Instruction: Reproduce the listing below verbatim.

(Saved entries)

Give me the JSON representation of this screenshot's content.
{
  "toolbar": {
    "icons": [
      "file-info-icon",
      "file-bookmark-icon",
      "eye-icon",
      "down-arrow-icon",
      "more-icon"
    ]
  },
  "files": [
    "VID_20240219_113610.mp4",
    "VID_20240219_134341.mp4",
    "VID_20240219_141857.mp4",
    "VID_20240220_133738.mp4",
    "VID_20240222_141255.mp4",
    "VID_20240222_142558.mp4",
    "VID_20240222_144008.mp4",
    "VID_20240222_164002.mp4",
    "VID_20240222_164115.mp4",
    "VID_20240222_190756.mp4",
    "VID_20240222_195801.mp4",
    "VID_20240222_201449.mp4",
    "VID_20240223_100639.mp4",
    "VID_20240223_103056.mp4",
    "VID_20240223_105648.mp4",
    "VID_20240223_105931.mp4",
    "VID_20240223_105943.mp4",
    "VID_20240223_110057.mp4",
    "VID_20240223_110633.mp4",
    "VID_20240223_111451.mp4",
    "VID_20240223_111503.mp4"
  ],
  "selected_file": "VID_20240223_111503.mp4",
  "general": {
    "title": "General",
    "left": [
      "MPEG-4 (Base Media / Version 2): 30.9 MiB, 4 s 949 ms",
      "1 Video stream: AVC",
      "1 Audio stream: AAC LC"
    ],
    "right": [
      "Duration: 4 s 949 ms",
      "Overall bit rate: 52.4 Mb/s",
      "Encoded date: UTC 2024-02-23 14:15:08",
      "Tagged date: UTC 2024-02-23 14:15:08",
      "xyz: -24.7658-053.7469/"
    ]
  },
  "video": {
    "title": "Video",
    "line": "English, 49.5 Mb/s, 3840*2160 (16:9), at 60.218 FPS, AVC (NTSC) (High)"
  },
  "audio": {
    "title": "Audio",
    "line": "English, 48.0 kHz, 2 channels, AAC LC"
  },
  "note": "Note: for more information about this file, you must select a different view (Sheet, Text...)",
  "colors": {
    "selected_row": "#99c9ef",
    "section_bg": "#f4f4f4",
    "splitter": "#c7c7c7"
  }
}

Task answer:
Give me the JSON representation of this screenshot's content.
{
  "toolbar": {
    "icons": [
      "file-info-icon",
      "file-bookmark-icon",
      "eye-icon",
      "down-arrow-icon",
      "more-icon"
    ]
  },
  "files": [
    "VID_20240219_113610.mp4",
    "VID_20240219_134341.mp4",
    "VID_20240219_141857.mp4",
    "VID_20240220_133738.mp4",
    "VID_20240222_141255.mp4",
    "VID_20240222_142558.mp4",
    "VID_20240222_144008.mp4",
    "VID_20240222_164002.mp4",
    "VID_20240222_164115.mp4",
    "VID_20240222_190756.mp4",
    "VID_20240222_195801.mp4",
    "VID_20240222_201449.mp4",
    "VID_20240223_100639.mp4",
    "VID_20240223_103056.mp4",
    "VID_20240223_105648.mp4",
    "VID_20240223_105931.mp4",
    "VID_20240223_105943.mp4",
    "VID_20240223_110057.mp4",
    "VID_20240223_110633.mp4",
    "VID_20240223_111451.mp4",
    "VID_20240223_111503.mp4"
  ],
  "selected_file": "VID_20240223_111503.mp4",
  "general": {
    "title": "General",
    "left": [
      "MPEG-4 (Base Media / Version 2): 30.9 MiB, 4 s 949 ms",
      "1 Video stream: AVC",
      "1 Audio stream: AAC LC"
    ],
    "right": [
      "Duration: 4 s 949 ms",
      "Overall bit rate: 52.4 Mb/s",
      "Encoded date: UTC 2024-02-23 14:15:08",
      "Tagged date: UTC 2024-02-23 14:15:08",
      "xyz: -24.7658-053.7469/"
    ]
  },
  "video": {
    "title": "Video",
    "line": "English, 49.5 Mb/s, 3840*2160 (16:9), at 60.218 FPS, AVC (NTSC) (High)"
  },
  "audio": {
    "title": "Audio",
    "line": "English, 48.0 kHz, 2 channels, AAC LC"
  },
  "note": "Note: for more information about this file, you must select a different view (Sheet, Text...)",
  "colors": {
    "selected_row": "#99c9ef",
    "section_bg": "#f4f4f4",
    "splitter": "#c7c7c7"
  }
}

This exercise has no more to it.